» **EXERCISE BRIEF**: Every record here should be printed again exactly.

[Stored data]
= = = =

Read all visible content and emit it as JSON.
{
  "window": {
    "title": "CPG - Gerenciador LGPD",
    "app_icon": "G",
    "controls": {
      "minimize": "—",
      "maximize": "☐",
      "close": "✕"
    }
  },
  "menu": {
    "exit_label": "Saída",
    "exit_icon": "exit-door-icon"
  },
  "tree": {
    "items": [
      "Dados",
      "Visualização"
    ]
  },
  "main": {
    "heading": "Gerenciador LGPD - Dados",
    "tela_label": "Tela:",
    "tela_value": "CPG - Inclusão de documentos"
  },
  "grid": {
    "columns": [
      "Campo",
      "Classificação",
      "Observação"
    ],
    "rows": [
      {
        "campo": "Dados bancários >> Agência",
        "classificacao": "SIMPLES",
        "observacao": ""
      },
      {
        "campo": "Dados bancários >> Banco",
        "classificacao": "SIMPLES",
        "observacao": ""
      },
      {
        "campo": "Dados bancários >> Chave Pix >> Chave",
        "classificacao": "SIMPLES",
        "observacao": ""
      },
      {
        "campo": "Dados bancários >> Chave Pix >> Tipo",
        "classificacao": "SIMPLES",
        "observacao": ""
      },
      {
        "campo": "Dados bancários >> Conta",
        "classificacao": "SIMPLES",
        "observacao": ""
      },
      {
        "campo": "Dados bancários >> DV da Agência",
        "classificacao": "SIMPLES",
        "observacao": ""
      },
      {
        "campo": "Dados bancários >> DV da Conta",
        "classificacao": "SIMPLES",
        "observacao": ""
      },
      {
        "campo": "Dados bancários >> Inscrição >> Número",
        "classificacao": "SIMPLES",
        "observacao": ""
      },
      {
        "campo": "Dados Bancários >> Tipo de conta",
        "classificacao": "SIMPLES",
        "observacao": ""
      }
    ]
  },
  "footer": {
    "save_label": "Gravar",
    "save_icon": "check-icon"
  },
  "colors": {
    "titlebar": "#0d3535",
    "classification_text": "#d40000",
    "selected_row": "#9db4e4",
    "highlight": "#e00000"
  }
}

= = = =

» **WRITTEN RESPONSE**:
Read all visible content and emit it as JSON.
{
  "window": {
    "title": "CPG - Gerenciador LGPD",
    "app_icon": "G",
    "controls": {
      "minimize": "—",
      "maximize": "☐",
      "close": "✕"
    }
  },
  "menu": {
    "exit_label": "Saída",
    "exit_icon": "exit-door-icon"
  },
  "tree": {
    "items": [
      "Dados",
      "Visualização"
    ]
  },
  "main": {
    "heading": "Gerenciador LGPD - Dados",
    "tela_label": "Tela:",
    "tela_value": "CPG - Inclusão de documentos"
  },
  "grid": {
    "columns": [
      "Campo",
      "Classificação",
      "Observação"
    ],
    "rows": [
      {
        "campo": "Dados bancários >> Agência",
        "classificacao": "SIMPLES",
        "observacao": ""
      },
      {
        "campo": "Dados bancários >> Banco",
        "classificacao": "SIMPLES",
        "observacao": ""
      },
      {
        "campo": "Dados bancários >> Chave Pix >> Chave",
        "classificacao": "SIMPLES",
        "observacao": ""
      },
      {
        "campo": "Dados bancários >> Chave Pix >> Tipo",
        "classificacao": "SIMPLES",
        "observacao": ""
      },
      {
        "campo": "Dados bancários >> Conta",
        "classificacao": "SIMPLES",
        "observacao": ""
      },
      {
        "campo": "Dados bancários >> DV da Agência",
        "classificacao": "SIMPLES",
        "observacao": ""
      },
      {
        "campo": "Dados bancários >> DV da Conta",
        "classificacao": "SIMPLES",
        "observacao": ""
      },
      {
        "campo": "Dados bancários >> Inscrição >> Número",
        "classificacao": "SIMPLES",
        "observacao": ""
      },
      {
        "campo": "Dados Bancários >> Tipo de conta",
        "classificacao": "SIMPLES",
        "observacao": ""
      }
    ]
  },
  "footer": {
    "save_label": "Gravar",
    "save_icon": "check-icon"
  },
  "colors": {
    "titlebar": "#0d3535",
    "classification_text": "#d40000",
    "selected_row": "#9db4e4",
    "highlight": "#e00000"
  }
}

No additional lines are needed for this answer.